## Work to complete
Copy out the listing that follows, exact in every word, and skip the images.

## Material provided
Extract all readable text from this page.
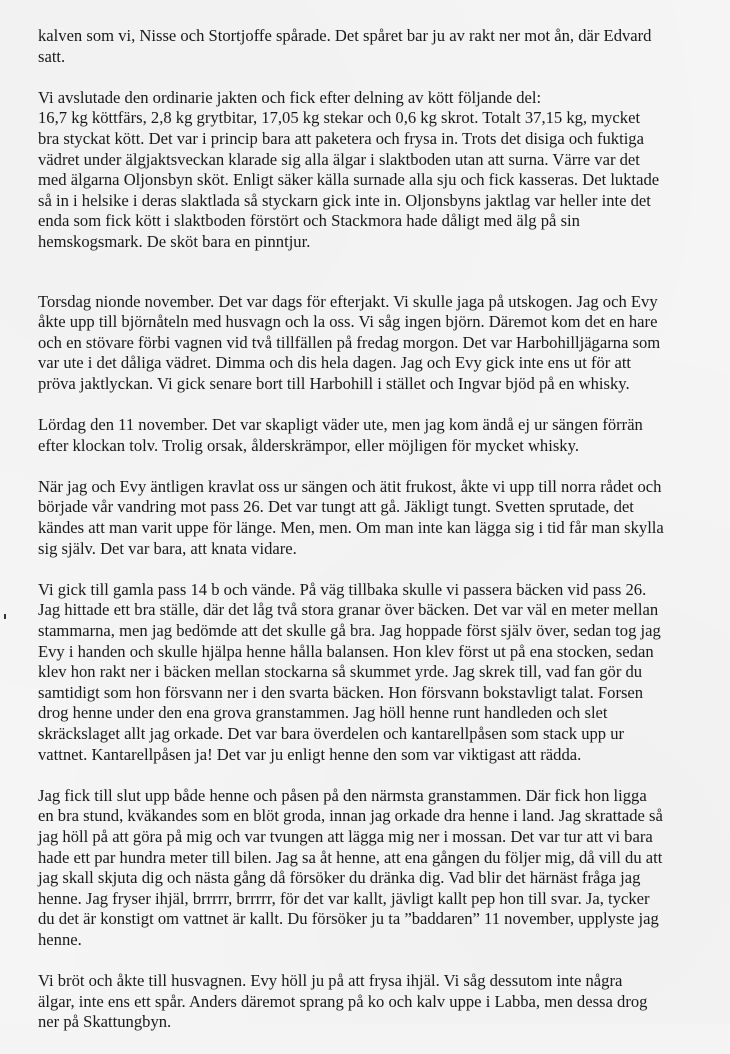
kalven som vi, Nisse och Stortjoffe spårade. Det spåret bar ju av rakt ner mot ån, där Edvard
satt.

Vi avslutade den ordinarie jakten och fick efter delning av kött följande del:
16,7 kg köttfärs, 2,8 kg grytbitar, 17,05 kg stekar och 0,6 kg skrot. Totalt 37,15 kg, mycket
bra styckat kött. Det var i princip bara att paketera och frysa in. Trots det disiga och fuktiga
vädret under älgjaktsveckan klarade sig alla älgar i slaktboden utan att surna. Värre var det
med älgarna Oljonsbyn sköt. Enligt säker källa surnade alla sju och fick kasseras. Det luktade
så in i helsike i deras slaktlada så styckarn gick inte in. Oljonsbyns jaktlag var heller inte det
enda som fick kött i slaktboden förstört och Stackmora hade dåligt med älg på sin
hemskogsmark. De sköt bara en pinntjur.

Torsdag nionde november. Det var dags för efterjakt. Vi skulle jaga på utskogen. Jag och Evy
åkte upp till björnåteln med husvagn och la oss. Vi såg ingen björn. Däremot kom det en hare
och en stövare förbi vagnen vid två tillfällen på fredag morgon. Det var Harbohilljägarna som
var ute i det dåliga vädret. Dimma och dis hela dagen. Jag och Evy gick inte ens ut för att
pröva jaktlyckan. Vi gick senare bort till Harbohill i stället och Ingvar bjöd på en whisky.

Lördag den 11 november. Det var skapligt väder ute, men jag kom ändå ej ur sängen förrän
efter klockan tolv. Trolig orsak, ålderskrämpor, eller möjligen för mycket whisky.

När jag och Evy äntligen kravlat oss ur sängen och ätit frukost, åkte vi upp till norra rådet och
började vår vandring mot pass 26. Det var tungt att gå. Jäkligt tungt. Svetten sprutade, det
kändes att man varit uppe för länge. Men, men. Om man inte kan lägga sig i tid får man skylla
sig själv. Det var bara, att knata vidare.

Vi gick till gamla pass 14 b och vände. På väg tillbaka skulle vi passera bäcken vid pass 26.
Jag hittade ett bra ställe, där det låg två stora granar över bäcken. Det var väl en meter mellan
stammarna, men jag bedömde att det skulle gå bra. Jag hoppade först själv över, sedan tog jag
Evy i handen och skulle hjälpa henne hålla balansen. Hon klev först ut på ena stocken, sedan
klev hon rakt ner i bäcken mellan stockarna så skummet yrde. Jag skrek till, vad fan gör du
samtidigt som hon försvann ner i den svarta bäcken. Hon försvann bokstavligt talat. Forsen
drog henne under den ena grova granstammen. Jag höll henne runt handleden och slet
skräckslaget allt jag orkade. Det var bara överdelen och kantarellpåsen som stack upp ur
vattnet. Kantarellpåsen ja! Det var ju enligt henne den som var viktigast att rädda.

Jag fick till slut upp både henne och påsen på den närmsta granstammen. Där fick hon ligga
en bra stund, kväkandes som en blöt groda, innan jag orkade dra henne i land. Jag skrattade så
jag höll på att göra på mig och var tvungen att lägga mig ner i mossan. Det var tur att vi bara
hade ett par hundra meter till bilen. Jag sa åt henne, att ena gången du följer mig, då vill du att
jag skall skjuta dig och nästa gång då försöker du dränka dig. Vad blir det härnäst fråga jag
henne. Jag fryser ihjäl, brrrrr, brrrrr, för det var kallt, jävligt kallt pep hon till svar. Ja, tycker
du det är konstigt om vattnet är kallt. Du försöker ju ta ”baddaren” 11 november, upplyste jag
henne.

Vi bröt och åkte till husvagnen. Evy höll ju på att frysa ihjäl. Vi såg dessutom inte några
älgar, inte ens ett spår. Anders däremot sprang på ko och kalv uppe i Labba, men dessa drog
ner på Skattungbyn.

## Written answer
Extract all readable text from this page.
kalven som vi, Nisse och Stortjoffe spårade. Det spåret bar ju av rakt ner mot ån, där Edvard
satt.

Vi avslutade den ordinarie jakten och fick efter delning av kött följande del:
16,7 kg köttfärs, 2,8 kg grytbitar, 17,05 kg stekar och 0,6 kg skrot. Totalt 37,15 kg, mycket
bra styckat kött. Det var i princip bara att paketera och frysa in. Trots det disiga och fuktiga
vädret under älgjaktsveckan klarade sig alla älgar i slaktboden utan att surna. Värre var det
med älgarna Oljonsbyn sköt. Enligt säker källa surnade alla sju och fick kasseras. Det luktade
så in i helsike i deras slaktlada så styckarn gick inte in. Oljonsbyns jaktlag var heller inte det
enda som fick kött i slaktboden förstört och Stackmora hade dåligt med älg på sin
hemskogsmark. De sköt bara en pinntjur.

Torsdag nionde november. Det var dags för efterjakt. Vi skulle jaga på utskogen. Jag och Evy
åkte upp till björnåteln med husvagn och la oss. Vi såg ingen björn. Däremot kom det en hare
och en stövare förbi vagnen vid två tillfällen på fredag morgon. Det var Harbohilljägarna som
var ute i det dåliga vädret. Dimma och dis hela dagen. Jag och Evy gick inte ens ut för att
pröva jaktlyckan. Vi gick senare bort till Harbohill i stället och Ingvar bjöd på en whisky.

Lördag den 11 november. Det var skapligt väder ute, men jag kom ändå ej ur sängen förrän
efter klockan tolv. Trolig orsak, ålderskrämpor, eller möjligen för mycket whisky.

När jag och Evy äntligen kravlat oss ur sängen och ätit frukost, åkte vi upp till norra rådet och
började vår vandring mot pass 26. Det var tungt att gå. Jäkligt tungt. Svetten sprutade, det
kändes att man varit uppe för länge. Men, men. Om man inte kan lägga sig i tid får man skylla
sig själv. Det var bara, att knata vidare.

Vi gick till gamla pass 14 b och vände. På väg tillbaka skulle vi passera bäcken vid pass 26.
Jag hittade ett bra ställe, där det låg två stora granar över bäcken. Det var väl en meter mellan
stammarna, men jag bedömde att det skulle gå bra. Jag hoppade först själv över, sedan tog jag
Evy i handen och skulle hjälpa henne hålla balansen. Hon klev först ut på ena stocken, sedan
klev hon rakt ner i bäcken mellan stockarna så skummet yrde. Jag skrek till, vad fan gör du
samtidigt som hon försvann ner i den svarta bäcken. Hon försvann bokstavligt talat. Forsen
drog henne under den ena grova granstammen. Jag höll henne runt handleden och slet
skräckslaget allt jag orkade. Det var bara överdelen och kantarellpåsen som stack upp ur
vattnet. Kantarellpåsen ja! Det var ju enligt henne den som var viktigast att rädda.

Jag fick till slut upp både henne och påsen på den närmsta granstammen. Där fick hon ligga
en bra stund, kväkandes som en blöt groda, innan jag orkade dra henne i land. Jag skrattade så
jag höll på att göra på mig och var tvungen att lägga mig ner i mossan. Det var tur att vi bara
hade ett par hundra meter till bilen. Jag sa åt henne, att ena gången du följer mig, då vill du att
jag skall skjuta dig och nästa gång då försöker du dränka dig. Vad blir det härnäst fråga jag
henne. Jag fryser ihjäl, brrrrr, brrrrr, för det var kallt, jävligt kallt pep hon till svar. Ja, tycker
du det är konstigt om vattnet är kallt. Du försöker ju ta ”baddaren” 11 november, upplyste jag
henne.

Vi bröt och åkte till husvagnen. Evy höll ju på att frysa ihjäl. Vi såg dessutom inte några
älgar, inte ens ett spår. Anders däremot sprang på ko och kalv uppe i Labba, men dessa drog
ner på Skattungbyn.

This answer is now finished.